§ **Record excerpts**:
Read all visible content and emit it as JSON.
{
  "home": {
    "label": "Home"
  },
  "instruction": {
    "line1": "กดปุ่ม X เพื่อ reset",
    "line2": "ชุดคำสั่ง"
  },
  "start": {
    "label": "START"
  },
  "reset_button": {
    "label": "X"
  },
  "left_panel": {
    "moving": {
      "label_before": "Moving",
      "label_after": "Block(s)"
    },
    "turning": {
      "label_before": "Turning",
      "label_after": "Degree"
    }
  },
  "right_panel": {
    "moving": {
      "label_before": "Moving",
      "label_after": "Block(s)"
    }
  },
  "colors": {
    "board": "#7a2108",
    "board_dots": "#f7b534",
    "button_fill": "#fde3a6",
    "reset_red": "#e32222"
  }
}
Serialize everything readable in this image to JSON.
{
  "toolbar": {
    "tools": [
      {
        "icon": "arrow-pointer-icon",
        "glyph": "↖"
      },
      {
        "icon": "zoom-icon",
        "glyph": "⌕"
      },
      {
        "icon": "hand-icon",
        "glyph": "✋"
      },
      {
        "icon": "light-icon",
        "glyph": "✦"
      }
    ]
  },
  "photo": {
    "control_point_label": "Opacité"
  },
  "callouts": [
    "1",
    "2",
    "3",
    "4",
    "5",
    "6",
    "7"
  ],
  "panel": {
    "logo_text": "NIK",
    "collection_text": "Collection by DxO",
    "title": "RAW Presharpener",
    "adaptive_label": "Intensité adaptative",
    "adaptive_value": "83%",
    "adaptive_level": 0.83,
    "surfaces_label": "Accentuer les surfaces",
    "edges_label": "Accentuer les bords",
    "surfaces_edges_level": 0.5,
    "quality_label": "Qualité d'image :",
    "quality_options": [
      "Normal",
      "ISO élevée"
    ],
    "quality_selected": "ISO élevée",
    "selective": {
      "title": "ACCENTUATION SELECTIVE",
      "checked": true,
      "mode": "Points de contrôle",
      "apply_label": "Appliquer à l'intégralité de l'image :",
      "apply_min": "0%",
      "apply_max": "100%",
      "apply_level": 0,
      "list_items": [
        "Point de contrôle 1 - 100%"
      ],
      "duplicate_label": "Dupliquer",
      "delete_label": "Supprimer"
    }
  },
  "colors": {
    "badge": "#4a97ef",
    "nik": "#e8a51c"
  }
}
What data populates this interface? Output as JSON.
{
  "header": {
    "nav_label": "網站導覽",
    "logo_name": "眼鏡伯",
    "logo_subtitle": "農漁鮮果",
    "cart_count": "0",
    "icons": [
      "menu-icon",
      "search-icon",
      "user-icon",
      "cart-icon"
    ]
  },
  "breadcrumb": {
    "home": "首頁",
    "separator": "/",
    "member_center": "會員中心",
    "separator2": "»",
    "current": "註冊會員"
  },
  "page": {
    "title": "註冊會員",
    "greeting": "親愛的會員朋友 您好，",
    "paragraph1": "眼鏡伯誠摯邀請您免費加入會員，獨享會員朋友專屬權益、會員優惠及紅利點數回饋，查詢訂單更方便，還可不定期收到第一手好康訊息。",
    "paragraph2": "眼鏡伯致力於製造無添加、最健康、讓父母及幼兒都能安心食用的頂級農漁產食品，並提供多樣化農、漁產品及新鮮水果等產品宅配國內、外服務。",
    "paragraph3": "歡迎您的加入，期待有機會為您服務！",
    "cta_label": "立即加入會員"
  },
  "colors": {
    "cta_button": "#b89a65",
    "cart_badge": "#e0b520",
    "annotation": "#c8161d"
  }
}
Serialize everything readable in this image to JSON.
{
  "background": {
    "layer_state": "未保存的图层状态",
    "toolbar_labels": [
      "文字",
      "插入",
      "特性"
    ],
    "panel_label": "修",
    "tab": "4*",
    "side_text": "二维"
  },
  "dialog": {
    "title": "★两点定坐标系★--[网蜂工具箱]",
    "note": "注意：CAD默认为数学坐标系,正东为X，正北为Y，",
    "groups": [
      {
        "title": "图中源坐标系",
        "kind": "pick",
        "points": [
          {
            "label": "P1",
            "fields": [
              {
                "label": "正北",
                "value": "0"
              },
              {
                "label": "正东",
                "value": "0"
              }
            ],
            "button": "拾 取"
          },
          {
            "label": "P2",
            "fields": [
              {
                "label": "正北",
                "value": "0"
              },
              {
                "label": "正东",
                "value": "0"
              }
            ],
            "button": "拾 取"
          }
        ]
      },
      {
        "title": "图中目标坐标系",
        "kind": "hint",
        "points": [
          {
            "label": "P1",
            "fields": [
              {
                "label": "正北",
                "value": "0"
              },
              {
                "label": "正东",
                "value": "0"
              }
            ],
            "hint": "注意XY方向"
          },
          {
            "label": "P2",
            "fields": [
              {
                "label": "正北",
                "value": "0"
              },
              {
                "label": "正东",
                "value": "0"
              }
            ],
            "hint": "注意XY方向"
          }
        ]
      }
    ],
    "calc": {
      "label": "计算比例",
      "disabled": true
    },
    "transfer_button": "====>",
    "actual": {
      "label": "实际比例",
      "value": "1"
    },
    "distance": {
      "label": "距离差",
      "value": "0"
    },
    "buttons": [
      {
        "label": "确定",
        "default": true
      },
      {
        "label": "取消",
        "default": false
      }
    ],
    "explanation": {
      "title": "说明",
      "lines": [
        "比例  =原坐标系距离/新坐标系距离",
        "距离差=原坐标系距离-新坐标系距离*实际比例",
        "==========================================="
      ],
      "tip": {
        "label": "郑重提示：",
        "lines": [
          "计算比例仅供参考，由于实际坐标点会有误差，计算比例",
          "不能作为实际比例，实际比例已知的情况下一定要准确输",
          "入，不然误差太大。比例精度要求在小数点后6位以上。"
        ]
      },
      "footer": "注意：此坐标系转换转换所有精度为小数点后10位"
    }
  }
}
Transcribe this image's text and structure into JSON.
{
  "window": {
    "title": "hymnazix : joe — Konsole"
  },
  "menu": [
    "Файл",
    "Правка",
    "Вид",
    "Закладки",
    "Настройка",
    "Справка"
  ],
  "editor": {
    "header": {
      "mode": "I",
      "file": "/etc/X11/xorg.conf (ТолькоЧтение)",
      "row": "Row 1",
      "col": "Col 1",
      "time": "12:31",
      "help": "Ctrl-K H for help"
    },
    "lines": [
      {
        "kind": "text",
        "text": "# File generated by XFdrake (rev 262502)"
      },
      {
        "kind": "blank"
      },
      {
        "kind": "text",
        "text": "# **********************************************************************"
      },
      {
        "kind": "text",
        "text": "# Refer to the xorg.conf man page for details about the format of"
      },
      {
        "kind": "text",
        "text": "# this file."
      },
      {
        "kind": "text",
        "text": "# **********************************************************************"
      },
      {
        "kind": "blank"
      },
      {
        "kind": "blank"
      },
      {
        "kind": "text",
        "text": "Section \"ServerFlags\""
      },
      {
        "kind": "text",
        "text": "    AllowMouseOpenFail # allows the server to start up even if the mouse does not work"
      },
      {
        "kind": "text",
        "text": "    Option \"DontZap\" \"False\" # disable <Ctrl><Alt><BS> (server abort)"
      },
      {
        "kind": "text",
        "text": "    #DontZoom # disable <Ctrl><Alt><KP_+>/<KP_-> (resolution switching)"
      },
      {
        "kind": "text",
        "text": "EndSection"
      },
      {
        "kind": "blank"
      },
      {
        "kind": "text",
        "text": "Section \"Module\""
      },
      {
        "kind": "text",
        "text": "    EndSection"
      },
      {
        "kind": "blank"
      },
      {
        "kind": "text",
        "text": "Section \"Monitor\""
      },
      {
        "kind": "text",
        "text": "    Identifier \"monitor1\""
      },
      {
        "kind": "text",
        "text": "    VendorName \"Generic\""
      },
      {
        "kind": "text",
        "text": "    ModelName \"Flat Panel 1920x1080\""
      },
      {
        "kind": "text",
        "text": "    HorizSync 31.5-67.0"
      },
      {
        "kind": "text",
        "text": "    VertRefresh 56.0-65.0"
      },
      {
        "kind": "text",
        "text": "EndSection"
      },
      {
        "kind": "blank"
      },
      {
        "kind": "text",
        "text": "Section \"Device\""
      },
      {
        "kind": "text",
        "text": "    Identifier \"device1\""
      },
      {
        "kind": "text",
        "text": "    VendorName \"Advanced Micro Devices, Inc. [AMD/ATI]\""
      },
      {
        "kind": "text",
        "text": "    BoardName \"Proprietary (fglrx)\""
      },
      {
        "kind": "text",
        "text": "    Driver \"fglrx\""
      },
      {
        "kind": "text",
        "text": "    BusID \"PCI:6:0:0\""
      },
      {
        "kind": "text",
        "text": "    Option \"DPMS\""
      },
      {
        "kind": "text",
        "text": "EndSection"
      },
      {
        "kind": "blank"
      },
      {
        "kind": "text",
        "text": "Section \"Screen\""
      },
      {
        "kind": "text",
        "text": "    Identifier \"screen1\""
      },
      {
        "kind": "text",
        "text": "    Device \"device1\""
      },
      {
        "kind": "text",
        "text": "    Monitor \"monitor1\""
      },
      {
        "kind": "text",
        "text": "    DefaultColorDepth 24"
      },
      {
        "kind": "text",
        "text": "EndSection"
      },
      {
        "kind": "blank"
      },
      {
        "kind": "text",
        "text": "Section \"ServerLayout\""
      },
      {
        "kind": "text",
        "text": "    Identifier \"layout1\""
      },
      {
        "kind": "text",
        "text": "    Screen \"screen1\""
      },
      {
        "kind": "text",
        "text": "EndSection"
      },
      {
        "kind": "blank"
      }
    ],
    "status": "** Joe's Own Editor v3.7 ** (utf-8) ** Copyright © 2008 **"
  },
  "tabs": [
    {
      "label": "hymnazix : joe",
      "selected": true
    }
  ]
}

§ **Exercise objective**: Tally how many lines of the data include the word "Accentuer". Write the number and nothing else.

§ **Written reply**: 2